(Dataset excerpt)

------------------------------

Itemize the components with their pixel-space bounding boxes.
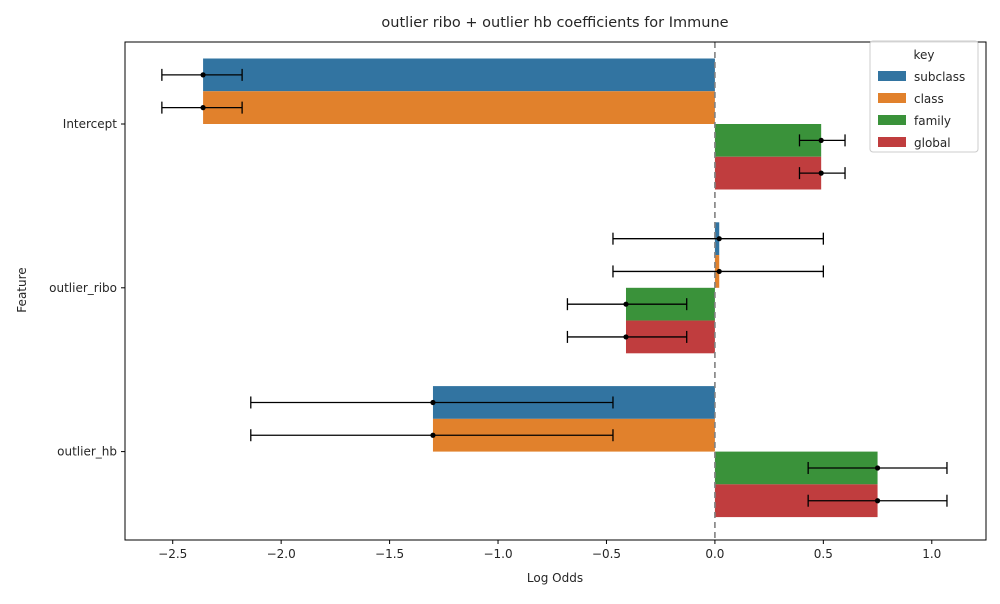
legend-swatch-subclass bbox=[878, 71, 906, 81]
point-class-outlier_ribo bbox=[716, 268, 722, 275]
bar-class-Intercept bbox=[203, 91, 715, 124]
point-subclass-outlier_ribo bbox=[716, 236, 722, 242]
legend: key subclass class family global bbox=[869, 40, 979, 153]
x-tick-label: −1.0 bbox=[483, 547, 512, 561]
point-family-Intercept bbox=[818, 137, 824, 143]
legend-label-family: family bbox=[914, 114, 951, 128]
chart-title: outlier ribo + outlier hb coefficients f… bbox=[381, 15, 728, 31]
legend-label-class: class bbox=[914, 92, 944, 106]
legend-swatch-global bbox=[878, 137, 906, 147]
point-global-Intercept bbox=[818, 170, 824, 176]
y-tick-label: outlier_ribo bbox=[49, 281, 117, 295]
legend-label-global: global bbox=[914, 136, 951, 150]
legend-label-subclass: subclass bbox=[914, 70, 965, 84]
legend-title: key bbox=[913, 48, 934, 62]
point-family-outlier_ribo bbox=[623, 301, 629, 307]
axes-frame bbox=[124, 41, 987, 541]
point-subclass-outlier_hb bbox=[430, 399, 436, 406]
point-subclass-Intercept bbox=[200, 72, 206, 78]
x-tick-label: 0.0 bbox=[705, 547, 724, 561]
point-class-outlier_hb bbox=[430, 432, 436, 438]
plot-area: −2.5 −2.0 −1.5 −1.0 −0.5 0.0 0.5 1.0 Intercept ou… bbox=[49, 41, 987, 561]
point-class-Intercept bbox=[200, 105, 206, 111]
y-axis-label: Feature bbox=[15, 267, 29, 312]
y-tick-label: outlier_hb bbox=[57, 445, 117, 459]
x-tick-label: 0.5 bbox=[814, 547, 833, 561]
point-global-outlier_ribo bbox=[623, 334, 629, 340]
point-family-outlier_hb bbox=[874, 465, 881, 471]
point-global-outlier_hb bbox=[874, 498, 881, 504]
x-axis-label: Log Odds bbox=[527, 571, 583, 585]
y-tick-label: Intercept bbox=[63, 117, 118, 131]
legend-swatch-class bbox=[878, 93, 906, 103]
x-tick-label: −2.0 bbox=[267, 547, 296, 561]
x-tick-label: −0.5 bbox=[592, 547, 621, 561]
bar-subclass-Intercept bbox=[203, 58, 715, 92]
x-tick-label: −2.5 bbox=[158, 547, 187, 561]
x-tick-label: 1.0 bbox=[922, 547, 941, 561]
x-tick-label: −1.5 bbox=[375, 547, 404, 561]
legend-swatch-family bbox=[878, 115, 906, 125]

------------------------------

◆ **AIM**
Convert the rows above into a numbered list with one row per item, omitting blank lines and the picture.

◆ **SOLUTION FOR THIS EXERCISE**
1. Itemize the components with their pixel-space bounding boxes.
2. legend-swatch-subclass bbox=[878, 71, 906, 81]
3. point-class-outlier_ribo bbox=[716, 268, 722, 275]
4. bar-class-Intercept bbox=[203, 91, 715, 124]
5. point-subclass-outlier_ribo bbox=[716, 236, 722, 242]
6. legend: key subclass class family global bbox=[869, 40, 979, 153]
7. x-tick-label: −1.0 bbox=[483, 547, 512, 561]
8. point-family-Intercept bbox=[818, 137, 824, 143]
9. legend-label-family: family bbox=[914, 114, 951, 128]
10. chart-title: outlier ribo + outlier hb coefficients f… bbox=[381, 15, 728, 31]
11. legend-label-class: class bbox=[914, 92, 944, 106]
12. legend-swatch-global bbox=[878, 137, 906, 147]
13. point-global-Intercept bbox=[818, 170, 824, 176]
14. y-tick-label: outlier_ribo bbox=[49, 281, 117, 295]
15. legend-label-global: global bbox=[914, 136, 951, 150]
16. legend-label-subclass: subclass bbox=[914, 70, 965, 84]
17. legend-title: key bbox=[913, 48, 934, 62]
18. point-family-outlier_ribo bbox=[623, 301, 629, 307]
19. axes-frame bbox=[124, 41, 987, 541]
20. point-subclass-outlier_hb bbox=[430, 399, 436, 406]
21. point-subclass-Intercept bbox=[200, 72, 206, 78]
22. x-tick-label: 0.0 bbox=[705, 547, 724, 561]
23. point-class-outlier_hb bbox=[430, 432, 436, 438]
24. plot-area: −2.5 −2.0 −1.5 −1.0 −0.5 0.0 0.5 1.0 Intercept ou… bbox=[49, 41, 987, 561]
25. point-class-Intercept bbox=[200, 105, 206, 111]
26. y-axis-label: Feature bbox=[15, 267, 29, 312]
27. y-tick-label: outlier_hb bbox=[57, 445, 117, 459]
28. x-tick-label: 0.5 bbox=[814, 547, 833, 561]
29. point-global-outlier_ribo bbox=[623, 334, 629, 340]
30. point-family-outlier_hb bbox=[874, 465, 881, 471]
31. point-global-outlier_hb bbox=[874, 498, 881, 504]
32. x-axis-label: Log Odds bbox=[527, 571, 583, 585]
33. y-tick-label: Intercept bbox=[63, 117, 118, 131]
34. legend-swatch-class bbox=[878, 93, 906, 103]
35. x-tick-label: −2.0 bbox=[267, 547, 296, 561]
36. x-tick-label: −0.5 bbox=[592, 547, 621, 561]
37. bar-subclass-Intercept bbox=[203, 58, 715, 92]
38. x-tick-label: −2.5 bbox=[158, 547, 187, 561]
39. x-tick-label: 1.0 bbox=[922, 547, 941, 561]
40. x-tick-label: −1.5 bbox=[375, 547, 404, 561]
41. legend-swatch-family bbox=[878, 115, 906, 125]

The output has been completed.